[Goal] Your task is to repeat, word for word, the line containing "Convert this document image to plain text." and all lines that follow it to the end of the material, and no other lines.

** Start of Data listing **

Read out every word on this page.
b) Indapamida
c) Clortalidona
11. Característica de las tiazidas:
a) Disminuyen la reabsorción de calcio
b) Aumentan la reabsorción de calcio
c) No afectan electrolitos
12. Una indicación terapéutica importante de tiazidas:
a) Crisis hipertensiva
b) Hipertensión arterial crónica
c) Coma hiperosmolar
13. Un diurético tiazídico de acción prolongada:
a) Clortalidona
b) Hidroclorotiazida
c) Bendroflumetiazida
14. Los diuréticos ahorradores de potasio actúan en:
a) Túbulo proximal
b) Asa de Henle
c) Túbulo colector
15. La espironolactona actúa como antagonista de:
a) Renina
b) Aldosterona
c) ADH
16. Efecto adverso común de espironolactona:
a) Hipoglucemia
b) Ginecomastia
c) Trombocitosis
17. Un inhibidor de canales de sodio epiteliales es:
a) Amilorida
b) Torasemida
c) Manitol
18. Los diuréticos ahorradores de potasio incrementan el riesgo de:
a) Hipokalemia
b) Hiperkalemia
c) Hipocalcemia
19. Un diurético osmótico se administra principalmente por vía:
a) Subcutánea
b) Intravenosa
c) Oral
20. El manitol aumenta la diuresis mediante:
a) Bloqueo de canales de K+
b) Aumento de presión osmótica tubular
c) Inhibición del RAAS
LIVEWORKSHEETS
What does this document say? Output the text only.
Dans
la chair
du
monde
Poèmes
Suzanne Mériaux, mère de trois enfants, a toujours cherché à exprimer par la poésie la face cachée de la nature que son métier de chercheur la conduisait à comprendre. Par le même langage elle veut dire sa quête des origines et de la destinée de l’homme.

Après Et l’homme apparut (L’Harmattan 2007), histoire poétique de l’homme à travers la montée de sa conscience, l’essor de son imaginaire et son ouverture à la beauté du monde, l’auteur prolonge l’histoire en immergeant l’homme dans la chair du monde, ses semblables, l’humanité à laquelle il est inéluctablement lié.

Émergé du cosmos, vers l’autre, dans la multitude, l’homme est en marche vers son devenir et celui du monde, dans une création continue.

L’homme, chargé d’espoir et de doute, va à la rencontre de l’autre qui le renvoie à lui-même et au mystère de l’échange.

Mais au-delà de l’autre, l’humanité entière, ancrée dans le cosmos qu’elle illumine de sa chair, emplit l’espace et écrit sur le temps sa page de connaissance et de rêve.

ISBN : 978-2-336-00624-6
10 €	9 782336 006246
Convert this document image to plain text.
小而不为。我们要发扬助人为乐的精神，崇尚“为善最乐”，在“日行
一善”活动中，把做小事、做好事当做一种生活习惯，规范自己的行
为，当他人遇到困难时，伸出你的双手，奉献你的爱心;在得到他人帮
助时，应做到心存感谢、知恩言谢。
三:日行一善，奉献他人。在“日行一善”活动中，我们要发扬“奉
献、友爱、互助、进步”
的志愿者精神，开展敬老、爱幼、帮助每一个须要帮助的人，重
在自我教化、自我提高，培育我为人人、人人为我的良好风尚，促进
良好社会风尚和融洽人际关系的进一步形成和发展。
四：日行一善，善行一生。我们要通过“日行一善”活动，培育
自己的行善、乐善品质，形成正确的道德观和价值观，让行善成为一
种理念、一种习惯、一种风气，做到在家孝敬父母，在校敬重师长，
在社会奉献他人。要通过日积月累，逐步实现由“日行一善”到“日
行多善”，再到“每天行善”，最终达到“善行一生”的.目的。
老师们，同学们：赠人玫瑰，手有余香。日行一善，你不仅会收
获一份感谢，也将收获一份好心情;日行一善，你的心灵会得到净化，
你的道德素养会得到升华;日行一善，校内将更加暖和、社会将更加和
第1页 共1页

** End of Data listing **

[Correct answer]
Convert this document image to plain text.
小而不为。我们要发扬助人为乐的精神，崇尚“为善最乐”，在“日行
一善”活动中，把做小事、做好事当做一种生活习惯，规范自己的行
为，当他人遇到困难时，伸出你的双手，奉献你的爱心;在得到他人帮
助时，应做到心存感谢、知恩言谢。
三:日行一善，奉献他人。在“日行一善”活动中，我们要发扬“奉
献、友爱、互助、进步”
的志愿者精神，开展敬老、爱幼、帮助每一个须要帮助的人，重
在自我教化、自我提高，培育我为人人、人人为我的良好风尚，促进
良好社会风尚和融洽人际关系的进一步形成和发展。
四：日行一善，善行一生。我们要通过“日行一善”活动，培育
自己的行善、乐善品质，形成正确的道德观和价值观，让行善成为一
种理念、一种习惯、一种风气，做到在家孝敬父母，在校敬重师长，
在社会奉献他人。要通过日积月累，逐步实现由“日行一善”到“日
行多善”，再到“每天行善”，最终达到“善行一生”的.目的。
老师们，同学们：赠人玫瑰，手有余香。日行一善，你不仅会收
获一份感谢，也将收获一份好心情;日行一善，你的心灵会得到净化，
你的道德素养会得到升华;日行一善，校内将更加暖和、社会将更加和
第1页 共1页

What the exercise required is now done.